**Source material:**
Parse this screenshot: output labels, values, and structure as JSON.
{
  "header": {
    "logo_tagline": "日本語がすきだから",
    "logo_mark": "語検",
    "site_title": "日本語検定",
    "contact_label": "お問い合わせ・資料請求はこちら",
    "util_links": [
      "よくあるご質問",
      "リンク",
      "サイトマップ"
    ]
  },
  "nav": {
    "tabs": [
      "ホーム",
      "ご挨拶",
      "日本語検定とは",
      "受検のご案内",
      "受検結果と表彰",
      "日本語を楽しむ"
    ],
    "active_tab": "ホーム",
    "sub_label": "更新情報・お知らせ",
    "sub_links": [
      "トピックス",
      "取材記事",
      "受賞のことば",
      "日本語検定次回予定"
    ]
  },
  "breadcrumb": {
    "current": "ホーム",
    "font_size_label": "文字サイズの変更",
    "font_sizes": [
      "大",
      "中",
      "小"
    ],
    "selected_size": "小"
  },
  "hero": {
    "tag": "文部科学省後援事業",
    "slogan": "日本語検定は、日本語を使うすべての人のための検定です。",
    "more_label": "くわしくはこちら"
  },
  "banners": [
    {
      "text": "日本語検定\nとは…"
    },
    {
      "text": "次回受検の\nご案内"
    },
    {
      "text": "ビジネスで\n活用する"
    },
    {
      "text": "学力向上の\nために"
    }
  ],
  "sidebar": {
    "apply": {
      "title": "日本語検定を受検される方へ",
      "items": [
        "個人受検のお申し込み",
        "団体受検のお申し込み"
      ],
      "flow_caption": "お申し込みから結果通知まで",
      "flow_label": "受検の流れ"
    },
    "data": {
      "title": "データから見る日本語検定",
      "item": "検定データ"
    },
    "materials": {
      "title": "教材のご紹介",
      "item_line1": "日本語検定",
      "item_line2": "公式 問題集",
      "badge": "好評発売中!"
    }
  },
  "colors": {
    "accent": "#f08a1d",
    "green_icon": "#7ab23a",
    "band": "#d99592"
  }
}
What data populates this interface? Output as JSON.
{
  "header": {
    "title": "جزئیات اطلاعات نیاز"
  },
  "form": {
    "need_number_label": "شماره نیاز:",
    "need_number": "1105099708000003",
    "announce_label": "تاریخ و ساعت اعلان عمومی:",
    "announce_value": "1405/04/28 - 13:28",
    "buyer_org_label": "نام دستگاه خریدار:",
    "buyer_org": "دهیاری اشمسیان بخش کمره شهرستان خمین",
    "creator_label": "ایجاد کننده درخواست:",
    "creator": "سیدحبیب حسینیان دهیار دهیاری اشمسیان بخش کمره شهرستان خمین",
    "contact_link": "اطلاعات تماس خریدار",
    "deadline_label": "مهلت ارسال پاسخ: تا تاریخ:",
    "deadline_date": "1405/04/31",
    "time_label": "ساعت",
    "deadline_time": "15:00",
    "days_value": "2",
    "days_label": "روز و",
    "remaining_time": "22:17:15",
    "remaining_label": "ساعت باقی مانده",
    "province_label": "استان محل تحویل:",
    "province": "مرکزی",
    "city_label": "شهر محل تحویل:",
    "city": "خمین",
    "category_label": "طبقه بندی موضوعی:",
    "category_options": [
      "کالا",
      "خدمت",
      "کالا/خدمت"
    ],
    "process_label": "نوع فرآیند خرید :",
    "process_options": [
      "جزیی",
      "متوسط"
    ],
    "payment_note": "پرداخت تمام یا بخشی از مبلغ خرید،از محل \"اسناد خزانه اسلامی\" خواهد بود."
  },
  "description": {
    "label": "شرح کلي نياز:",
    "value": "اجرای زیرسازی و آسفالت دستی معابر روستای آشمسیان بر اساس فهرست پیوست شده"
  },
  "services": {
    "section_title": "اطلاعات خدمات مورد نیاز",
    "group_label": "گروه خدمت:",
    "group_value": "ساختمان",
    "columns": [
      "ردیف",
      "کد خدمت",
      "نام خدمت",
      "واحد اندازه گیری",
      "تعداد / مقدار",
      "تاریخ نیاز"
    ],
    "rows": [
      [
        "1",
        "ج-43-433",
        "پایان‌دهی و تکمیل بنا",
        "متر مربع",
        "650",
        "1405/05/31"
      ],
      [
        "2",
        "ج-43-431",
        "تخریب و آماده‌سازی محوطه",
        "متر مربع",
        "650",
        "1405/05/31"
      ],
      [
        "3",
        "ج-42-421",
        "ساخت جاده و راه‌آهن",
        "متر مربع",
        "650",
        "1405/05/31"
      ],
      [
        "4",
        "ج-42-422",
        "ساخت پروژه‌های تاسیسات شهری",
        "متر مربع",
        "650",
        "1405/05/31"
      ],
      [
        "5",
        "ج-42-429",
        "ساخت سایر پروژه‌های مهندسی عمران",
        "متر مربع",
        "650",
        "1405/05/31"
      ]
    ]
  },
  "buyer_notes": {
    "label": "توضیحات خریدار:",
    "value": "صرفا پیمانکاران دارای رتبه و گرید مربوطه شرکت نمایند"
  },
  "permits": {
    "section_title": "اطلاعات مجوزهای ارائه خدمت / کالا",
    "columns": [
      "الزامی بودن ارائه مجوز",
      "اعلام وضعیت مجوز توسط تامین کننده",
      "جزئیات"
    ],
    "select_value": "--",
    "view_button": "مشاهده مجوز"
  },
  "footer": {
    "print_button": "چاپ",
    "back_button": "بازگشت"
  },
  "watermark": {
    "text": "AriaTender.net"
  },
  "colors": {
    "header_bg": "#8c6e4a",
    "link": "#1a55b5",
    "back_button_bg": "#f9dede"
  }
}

**Directions for this task:** Lines that hold "دهیاری" are the ones to copy; find all of them.

**Exercise result:**
    "buyer_org": "دهیاری اشمسیان بخش کمره شهرستان خمین",
    "creator": "سیدحبیب حسینیان دهیار دهیاری اشمسیان بخش کمره شهرستان خمین",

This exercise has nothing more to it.